Copy the data word for word, keeping every line.

## Recorded data
══════

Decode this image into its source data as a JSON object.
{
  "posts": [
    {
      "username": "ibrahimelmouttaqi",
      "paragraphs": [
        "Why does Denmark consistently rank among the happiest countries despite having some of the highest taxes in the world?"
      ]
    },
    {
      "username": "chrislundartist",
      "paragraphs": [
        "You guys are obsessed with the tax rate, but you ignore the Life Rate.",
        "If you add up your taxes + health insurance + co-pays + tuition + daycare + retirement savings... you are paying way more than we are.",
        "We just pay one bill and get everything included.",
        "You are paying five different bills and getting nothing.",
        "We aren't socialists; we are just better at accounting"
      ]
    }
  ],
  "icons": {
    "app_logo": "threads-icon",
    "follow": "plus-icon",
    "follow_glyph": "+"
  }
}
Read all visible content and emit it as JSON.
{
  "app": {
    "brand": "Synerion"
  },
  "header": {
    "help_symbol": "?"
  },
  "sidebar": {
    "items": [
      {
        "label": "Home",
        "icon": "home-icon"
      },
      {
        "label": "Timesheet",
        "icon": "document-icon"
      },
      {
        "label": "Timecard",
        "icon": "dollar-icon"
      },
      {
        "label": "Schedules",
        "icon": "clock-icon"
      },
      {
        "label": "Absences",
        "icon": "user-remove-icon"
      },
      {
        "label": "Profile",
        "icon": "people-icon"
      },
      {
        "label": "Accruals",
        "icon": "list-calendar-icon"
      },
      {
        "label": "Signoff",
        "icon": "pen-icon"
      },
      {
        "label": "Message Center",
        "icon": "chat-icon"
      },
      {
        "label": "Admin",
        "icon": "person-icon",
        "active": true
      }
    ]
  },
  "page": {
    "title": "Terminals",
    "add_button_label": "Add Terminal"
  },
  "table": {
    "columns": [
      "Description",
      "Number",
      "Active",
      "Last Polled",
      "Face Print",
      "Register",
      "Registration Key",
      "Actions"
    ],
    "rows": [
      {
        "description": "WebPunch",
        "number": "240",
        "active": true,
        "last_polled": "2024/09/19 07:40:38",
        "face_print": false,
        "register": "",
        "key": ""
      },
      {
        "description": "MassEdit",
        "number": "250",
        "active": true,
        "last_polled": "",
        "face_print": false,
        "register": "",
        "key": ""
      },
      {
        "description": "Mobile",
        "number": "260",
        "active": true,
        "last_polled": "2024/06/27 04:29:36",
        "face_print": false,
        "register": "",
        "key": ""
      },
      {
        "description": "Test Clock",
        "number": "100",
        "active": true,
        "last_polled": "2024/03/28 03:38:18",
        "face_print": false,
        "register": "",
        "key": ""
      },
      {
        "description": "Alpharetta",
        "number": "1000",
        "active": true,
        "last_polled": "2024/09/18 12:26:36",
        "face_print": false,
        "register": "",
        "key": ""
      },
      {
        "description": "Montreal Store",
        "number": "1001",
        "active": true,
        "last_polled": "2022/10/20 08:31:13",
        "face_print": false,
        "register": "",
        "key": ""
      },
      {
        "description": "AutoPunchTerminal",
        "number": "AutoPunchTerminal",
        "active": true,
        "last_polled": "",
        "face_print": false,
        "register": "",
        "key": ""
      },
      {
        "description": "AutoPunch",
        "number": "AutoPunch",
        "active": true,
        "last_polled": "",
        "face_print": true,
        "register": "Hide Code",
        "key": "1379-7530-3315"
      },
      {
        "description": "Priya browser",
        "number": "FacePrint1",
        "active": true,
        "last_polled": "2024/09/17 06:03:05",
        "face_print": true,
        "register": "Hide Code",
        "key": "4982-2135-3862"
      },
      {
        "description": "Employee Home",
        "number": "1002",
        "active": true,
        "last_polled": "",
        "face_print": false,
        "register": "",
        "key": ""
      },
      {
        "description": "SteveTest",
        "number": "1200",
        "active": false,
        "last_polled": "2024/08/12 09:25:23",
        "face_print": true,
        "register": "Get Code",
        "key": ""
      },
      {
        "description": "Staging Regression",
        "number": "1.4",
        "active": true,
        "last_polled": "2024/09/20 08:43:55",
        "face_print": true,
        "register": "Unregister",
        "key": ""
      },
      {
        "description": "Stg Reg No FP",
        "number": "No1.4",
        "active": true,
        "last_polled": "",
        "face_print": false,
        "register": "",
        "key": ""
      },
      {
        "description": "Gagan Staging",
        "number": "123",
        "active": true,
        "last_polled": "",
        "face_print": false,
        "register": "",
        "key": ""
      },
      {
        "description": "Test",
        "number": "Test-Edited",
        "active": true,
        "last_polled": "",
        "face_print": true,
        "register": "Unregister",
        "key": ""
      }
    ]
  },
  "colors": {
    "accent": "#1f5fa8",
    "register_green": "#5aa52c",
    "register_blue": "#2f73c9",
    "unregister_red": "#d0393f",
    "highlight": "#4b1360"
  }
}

══════

## Exercise result
Decode this image into its source data as a JSON object.
{
  "posts": [
    {
      "username": "ibrahimelmouttaqi",
      "paragraphs": [
        "Why does Denmark consistently rank among the happiest countries despite having some of the highest taxes in the world?"
      ]
    },
    {
      "username": "chrislundartist",
      "paragraphs": [
        "You guys are obsessed with the tax rate, but you ignore the Life Rate.",
        "If you add up your taxes + health insurance + co-pays + tuition + daycare + retirement savings... you are paying way more than we are.",
        "We just pay one bill and get everything included.",
        "You are paying five different bills and getting nothing.",
        "We aren't socialists; we are just better at accounting"
      ]
    }
  ],
  "icons": {
    "app_logo": "threads-icon",
    "follow": "plus-icon",
    "follow_glyph": "+"
  }
}
Read all visible content and emit it as JSON.
{
  "app": {
    "brand": "Synerion"
  },
  "header": {
    "help_symbol": "?"
  },
  "sidebar": {
    "items": [
      {
        "label": "Home",
        "icon": "home-icon"
      },
      {
        "label": "Timesheet",
        "icon": "document-icon"
      },
      {
        "label": "Timecard",
        "icon": "dollar-icon"
      },
      {
        "label": "Schedules",
        "icon": "clock-icon"
      },
      {
        "label": "Absences",
        "icon": "user-remove-icon"
      },
      {
        "label": "Profile",
        "icon": "people-icon"
      },
      {
        "label": "Accruals",
        "icon": "list-calendar-icon"
      },
      {
        "label": "Signoff",
        "icon": "pen-icon"
      },
      {
        "label": "Message Center",
        "icon": "chat-icon"
      },
      {
        "label": "Admin",
        "icon": "person-icon",
        "active": true
      }
    ]
  },
  "page": {
    "title": "Terminals",
    "add_button_label": "Add Terminal"
  },
  "table": {
    "columns": [
      "Description",
      "Number",
      "Active",
      "Last Polled",
      "Face Print",
      "Register",
      "Registration Key",
      "Actions"
    ],
    "rows": [
      {
        "description": "WebPunch",
        "number": "240",
        "active": true,
        "last_polled": "2024/09/19 07:40:38",
        "face_print": false,
        "register": "",
        "key": ""
      },
      {
        "description": "MassEdit",
        "number": "250",
        "active": true,
        "last_polled": "",
        "face_print": false,
        "register": "",
        "key": ""
      },
      {
        "description": "Mobile",
        "number": "260",
        "active": true,
        "last_polled": "2024/06/27 04:29:36",
        "face_print": false,
        "register": "",
        "key": ""
      },
      {
        "description": "Test Clock",
        "number": "100",
        "active": true,
        "last_polled": "2024/03/28 03:38:18",
        "face_print": false,
        "register": "",
        "key": ""
      },
      {
        "description": "Alpharetta",
        "number": "1000",
        "active": true,
        "last_polled": "2024/09/18 12:26:36",
        "face_print": false,
        "register": "",
        "key": ""
      },
      {
        "description": "Montreal Store",
        "number": "1001",
        "active": true,
        "last_polled": "2022/10/20 08:31:13",
        "face_print": false,
        "register": "",
        "key": ""
      },
      {
        "description": "AutoPunchTerminal",
        "number": "AutoPunchTerminal",
        "active": true,
        "last_polled": "",
        "face_print": false,
        "register": "",
        "key": ""
      },
      {
        "description": "AutoPunch",
        "number": "AutoPunch",
        "active": true,
        "last_polled": "",
        "face_print": true,
        "register": "Hide Code",
        "key": "1379-7530-3315"
      },
      {
        "description": "Priya browser",
        "number": "FacePrint1",
        "active": true,
        "last_polled": "2024/09/17 06:03:05",
        "face_print": true,
        "register": "Hide Code",
        "key": "4982-2135-3862"
      },
      {
        "description": "Employee Home",
        "number": "1002",
        "active": true,
        "last_polled": "",
        "face_print": false,
        "register": "",
        "key": ""
      },
      {
        "description": "SteveTest",
        "number": "1200",
        "active": false,
        "last_polled": "2024/08/12 09:25:23",
        "face_print": true,
        "register": "Get Code",
        "key": ""
      },
      {
        "description": "Staging Regression",
        "number": "1.4",
        "active": true,
        "last_polled": "2024/09/20 08:43:55",
        "face_print": true,
        "register": "Unregister",
        "key": ""
      },
      {
        "description": "Stg Reg No FP",
        "number": "No1.4",
        "active": true,
        "last_polled": "",
        "face_print": false,
        "register": "",
        "key": ""
      },
      {
        "description": "Gagan Staging",
        "number": "123",
        "active": true,
        "last_polled": "",
        "face_print": false,
        "register": "",
        "key": ""
      },
      {
        "description": "Test",
        "number": "Test-Edited",
        "active": true,
        "last_polled": "",
        "face_print": true,
        "register": "Unregister",
        "key": ""
      }
    ]
  },
  "colors": {
    "accent": "#1f5fa8",
    "register_green": "#5aa52c",
    "register_blue": "#2f73c9",
    "unregister_red": "#d0393f",
    "highlight": "#4b1360"
  }
}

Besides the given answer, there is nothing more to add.